Task description:
Below are the records; collect from them each line containing the string "level".

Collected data
╭──
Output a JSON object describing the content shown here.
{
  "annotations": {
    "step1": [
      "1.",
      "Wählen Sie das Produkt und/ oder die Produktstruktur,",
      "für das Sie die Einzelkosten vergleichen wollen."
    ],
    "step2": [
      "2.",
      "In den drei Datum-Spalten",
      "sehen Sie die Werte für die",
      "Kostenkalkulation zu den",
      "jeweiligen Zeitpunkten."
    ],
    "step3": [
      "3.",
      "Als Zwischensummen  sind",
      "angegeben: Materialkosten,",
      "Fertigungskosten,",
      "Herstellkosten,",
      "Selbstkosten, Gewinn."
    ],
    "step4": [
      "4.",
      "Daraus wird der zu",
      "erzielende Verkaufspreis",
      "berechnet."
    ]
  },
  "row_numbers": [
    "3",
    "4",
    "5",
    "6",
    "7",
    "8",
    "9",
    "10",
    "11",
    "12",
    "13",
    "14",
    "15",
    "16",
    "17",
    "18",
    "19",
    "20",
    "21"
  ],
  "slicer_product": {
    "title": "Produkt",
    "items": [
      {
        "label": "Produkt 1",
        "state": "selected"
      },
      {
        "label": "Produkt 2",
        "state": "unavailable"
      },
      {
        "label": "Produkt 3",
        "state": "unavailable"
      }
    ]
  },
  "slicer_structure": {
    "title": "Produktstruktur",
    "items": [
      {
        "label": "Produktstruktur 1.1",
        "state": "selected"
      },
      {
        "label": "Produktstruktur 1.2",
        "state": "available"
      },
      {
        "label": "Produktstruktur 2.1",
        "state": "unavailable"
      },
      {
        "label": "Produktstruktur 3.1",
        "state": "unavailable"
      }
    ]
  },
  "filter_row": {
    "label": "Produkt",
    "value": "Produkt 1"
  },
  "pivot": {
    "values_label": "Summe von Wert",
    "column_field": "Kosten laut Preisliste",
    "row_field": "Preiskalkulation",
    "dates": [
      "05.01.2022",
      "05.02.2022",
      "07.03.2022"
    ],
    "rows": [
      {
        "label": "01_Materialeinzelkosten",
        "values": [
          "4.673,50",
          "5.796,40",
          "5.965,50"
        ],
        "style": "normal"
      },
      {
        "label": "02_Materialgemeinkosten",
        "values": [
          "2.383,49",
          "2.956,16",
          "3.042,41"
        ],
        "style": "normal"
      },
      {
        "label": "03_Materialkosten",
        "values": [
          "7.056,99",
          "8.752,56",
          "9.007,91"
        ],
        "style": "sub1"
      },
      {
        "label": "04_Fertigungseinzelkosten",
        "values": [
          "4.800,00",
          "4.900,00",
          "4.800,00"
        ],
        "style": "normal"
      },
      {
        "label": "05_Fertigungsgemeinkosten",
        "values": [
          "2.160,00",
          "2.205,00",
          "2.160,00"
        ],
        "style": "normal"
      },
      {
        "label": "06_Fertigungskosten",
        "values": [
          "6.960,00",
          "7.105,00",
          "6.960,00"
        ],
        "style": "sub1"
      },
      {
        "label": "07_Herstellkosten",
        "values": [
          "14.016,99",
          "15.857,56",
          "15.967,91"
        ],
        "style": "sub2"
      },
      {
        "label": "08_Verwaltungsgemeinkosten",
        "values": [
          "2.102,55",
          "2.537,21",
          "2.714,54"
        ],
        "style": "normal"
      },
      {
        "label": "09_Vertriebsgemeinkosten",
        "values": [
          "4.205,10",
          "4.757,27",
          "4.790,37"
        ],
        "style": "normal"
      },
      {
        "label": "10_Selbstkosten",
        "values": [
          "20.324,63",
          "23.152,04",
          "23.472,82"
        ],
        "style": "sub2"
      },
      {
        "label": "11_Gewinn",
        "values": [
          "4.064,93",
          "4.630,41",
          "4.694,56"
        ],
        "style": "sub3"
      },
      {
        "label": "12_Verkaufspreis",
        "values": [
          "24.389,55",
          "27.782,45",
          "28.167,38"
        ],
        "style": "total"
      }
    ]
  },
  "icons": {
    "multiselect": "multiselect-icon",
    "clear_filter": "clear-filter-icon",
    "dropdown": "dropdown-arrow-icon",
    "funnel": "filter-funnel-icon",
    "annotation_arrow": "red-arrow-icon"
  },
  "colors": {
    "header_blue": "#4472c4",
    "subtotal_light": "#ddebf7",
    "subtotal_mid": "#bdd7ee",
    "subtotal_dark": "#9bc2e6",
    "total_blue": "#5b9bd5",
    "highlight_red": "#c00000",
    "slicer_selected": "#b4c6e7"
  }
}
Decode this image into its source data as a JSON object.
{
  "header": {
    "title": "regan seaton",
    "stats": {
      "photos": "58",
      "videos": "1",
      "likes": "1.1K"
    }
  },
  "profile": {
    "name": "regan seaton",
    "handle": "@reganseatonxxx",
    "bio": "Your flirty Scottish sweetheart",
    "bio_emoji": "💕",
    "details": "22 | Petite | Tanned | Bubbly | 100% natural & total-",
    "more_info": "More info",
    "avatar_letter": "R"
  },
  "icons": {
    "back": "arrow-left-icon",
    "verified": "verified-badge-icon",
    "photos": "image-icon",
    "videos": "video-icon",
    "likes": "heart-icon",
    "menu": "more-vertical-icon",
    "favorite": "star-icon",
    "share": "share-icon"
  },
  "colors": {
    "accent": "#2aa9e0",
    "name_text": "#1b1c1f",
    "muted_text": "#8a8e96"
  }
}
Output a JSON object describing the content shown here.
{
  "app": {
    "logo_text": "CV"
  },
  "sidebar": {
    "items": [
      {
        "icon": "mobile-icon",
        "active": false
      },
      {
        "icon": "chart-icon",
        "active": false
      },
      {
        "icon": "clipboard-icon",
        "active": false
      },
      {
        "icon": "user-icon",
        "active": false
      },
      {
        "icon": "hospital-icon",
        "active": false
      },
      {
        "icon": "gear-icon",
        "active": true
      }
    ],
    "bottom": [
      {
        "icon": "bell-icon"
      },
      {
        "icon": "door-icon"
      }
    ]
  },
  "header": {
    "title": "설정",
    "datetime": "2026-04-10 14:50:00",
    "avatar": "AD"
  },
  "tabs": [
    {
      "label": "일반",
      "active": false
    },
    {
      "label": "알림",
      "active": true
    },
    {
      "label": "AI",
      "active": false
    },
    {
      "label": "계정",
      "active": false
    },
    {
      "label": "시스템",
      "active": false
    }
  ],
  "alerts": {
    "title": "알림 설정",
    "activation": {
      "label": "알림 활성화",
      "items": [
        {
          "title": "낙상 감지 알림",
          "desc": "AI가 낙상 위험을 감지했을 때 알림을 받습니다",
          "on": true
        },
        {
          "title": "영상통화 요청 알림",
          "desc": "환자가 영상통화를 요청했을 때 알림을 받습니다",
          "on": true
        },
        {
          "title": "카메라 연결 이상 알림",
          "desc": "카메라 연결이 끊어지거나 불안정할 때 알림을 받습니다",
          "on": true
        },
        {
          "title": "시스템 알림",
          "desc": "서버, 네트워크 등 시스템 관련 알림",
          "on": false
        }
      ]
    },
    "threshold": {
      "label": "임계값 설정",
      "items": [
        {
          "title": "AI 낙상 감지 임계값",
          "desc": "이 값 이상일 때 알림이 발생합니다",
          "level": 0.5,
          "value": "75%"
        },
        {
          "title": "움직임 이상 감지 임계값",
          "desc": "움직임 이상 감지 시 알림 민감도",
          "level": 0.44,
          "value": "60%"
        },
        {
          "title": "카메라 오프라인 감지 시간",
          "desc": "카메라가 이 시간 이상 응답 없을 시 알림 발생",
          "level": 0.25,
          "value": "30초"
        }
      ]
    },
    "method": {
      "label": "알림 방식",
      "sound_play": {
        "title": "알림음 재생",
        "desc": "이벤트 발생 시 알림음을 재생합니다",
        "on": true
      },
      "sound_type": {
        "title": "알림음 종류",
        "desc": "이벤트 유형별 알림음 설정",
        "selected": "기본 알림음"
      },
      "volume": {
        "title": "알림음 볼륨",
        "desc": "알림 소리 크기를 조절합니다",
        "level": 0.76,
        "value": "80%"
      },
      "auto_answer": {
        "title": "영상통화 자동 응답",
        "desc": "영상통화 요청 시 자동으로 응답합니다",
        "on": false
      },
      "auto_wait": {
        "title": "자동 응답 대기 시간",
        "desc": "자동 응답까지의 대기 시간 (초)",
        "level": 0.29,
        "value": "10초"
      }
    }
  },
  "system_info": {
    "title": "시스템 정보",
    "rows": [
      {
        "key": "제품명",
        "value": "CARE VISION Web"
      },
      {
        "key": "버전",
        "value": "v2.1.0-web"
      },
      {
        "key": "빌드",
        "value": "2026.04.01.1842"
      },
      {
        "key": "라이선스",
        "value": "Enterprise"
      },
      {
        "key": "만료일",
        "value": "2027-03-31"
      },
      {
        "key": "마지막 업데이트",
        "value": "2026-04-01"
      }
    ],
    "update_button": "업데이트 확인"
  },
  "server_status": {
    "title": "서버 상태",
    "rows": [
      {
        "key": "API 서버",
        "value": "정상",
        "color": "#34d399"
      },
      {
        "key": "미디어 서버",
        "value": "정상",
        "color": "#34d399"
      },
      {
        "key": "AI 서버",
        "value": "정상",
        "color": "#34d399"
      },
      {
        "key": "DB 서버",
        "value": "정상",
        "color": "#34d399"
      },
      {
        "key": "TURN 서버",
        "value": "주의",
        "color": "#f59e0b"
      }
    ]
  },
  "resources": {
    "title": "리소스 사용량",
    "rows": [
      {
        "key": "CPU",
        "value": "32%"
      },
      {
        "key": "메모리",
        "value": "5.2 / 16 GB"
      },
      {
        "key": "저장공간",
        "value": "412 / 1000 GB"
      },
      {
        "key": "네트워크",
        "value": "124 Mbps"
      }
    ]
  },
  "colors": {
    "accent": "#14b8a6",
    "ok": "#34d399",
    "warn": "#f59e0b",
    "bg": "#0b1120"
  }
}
╰──
Written solution:
          "level": 0.5,
          "level": 0.44,
          "level": 0.25,
        "level": 0.76,
        "level": 0.29,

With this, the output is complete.